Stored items
· · ·
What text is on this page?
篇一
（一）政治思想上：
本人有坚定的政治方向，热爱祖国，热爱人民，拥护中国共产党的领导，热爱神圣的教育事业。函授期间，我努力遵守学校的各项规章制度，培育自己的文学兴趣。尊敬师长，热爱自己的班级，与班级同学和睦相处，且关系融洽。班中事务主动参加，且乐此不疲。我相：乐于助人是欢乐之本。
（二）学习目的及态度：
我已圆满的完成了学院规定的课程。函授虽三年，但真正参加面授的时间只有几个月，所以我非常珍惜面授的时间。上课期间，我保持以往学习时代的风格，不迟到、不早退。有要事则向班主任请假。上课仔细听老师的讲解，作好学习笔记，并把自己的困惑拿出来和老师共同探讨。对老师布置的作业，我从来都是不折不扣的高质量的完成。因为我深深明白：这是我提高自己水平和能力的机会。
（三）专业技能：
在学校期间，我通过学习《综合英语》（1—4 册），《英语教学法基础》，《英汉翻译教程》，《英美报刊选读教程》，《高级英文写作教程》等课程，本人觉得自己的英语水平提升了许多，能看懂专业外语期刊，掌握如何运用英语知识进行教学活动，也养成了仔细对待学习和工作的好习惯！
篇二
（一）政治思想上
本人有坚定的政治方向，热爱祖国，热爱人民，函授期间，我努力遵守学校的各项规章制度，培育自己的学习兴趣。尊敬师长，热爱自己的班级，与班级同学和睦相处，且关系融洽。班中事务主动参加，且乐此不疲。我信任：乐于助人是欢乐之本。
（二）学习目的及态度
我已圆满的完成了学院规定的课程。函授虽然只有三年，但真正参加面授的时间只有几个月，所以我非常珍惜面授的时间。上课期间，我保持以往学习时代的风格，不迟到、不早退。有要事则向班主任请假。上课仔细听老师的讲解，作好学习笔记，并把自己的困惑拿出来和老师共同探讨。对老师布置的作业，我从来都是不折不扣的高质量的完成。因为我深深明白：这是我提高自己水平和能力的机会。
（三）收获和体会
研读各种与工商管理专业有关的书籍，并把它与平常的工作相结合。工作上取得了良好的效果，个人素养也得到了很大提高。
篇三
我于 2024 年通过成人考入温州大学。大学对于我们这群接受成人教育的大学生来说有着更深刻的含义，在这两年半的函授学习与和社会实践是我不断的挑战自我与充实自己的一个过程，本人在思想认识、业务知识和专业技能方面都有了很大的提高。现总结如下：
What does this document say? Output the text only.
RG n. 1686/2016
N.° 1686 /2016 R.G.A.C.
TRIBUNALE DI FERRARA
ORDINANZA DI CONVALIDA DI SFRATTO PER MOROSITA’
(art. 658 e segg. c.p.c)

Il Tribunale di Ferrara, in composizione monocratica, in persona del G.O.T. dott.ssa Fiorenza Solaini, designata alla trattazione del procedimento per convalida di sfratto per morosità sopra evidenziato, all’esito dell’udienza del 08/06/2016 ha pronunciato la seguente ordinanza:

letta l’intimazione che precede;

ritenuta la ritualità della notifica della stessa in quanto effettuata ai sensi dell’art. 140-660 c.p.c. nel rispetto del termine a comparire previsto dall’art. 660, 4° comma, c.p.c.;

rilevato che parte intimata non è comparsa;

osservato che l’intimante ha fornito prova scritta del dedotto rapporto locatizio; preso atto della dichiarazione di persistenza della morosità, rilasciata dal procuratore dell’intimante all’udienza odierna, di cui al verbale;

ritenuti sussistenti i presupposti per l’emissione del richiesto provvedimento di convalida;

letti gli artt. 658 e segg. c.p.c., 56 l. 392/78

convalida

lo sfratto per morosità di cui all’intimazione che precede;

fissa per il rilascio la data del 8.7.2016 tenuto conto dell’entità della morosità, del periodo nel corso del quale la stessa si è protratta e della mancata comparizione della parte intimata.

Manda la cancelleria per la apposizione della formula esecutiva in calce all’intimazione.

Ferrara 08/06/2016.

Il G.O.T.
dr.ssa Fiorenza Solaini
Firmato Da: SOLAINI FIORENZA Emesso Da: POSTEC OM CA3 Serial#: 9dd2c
· · ·
Exercise directions
Among the entries above, how many lines hold the word "有要事则向班主任请假"? Reply with only that number.

Solved exercise
2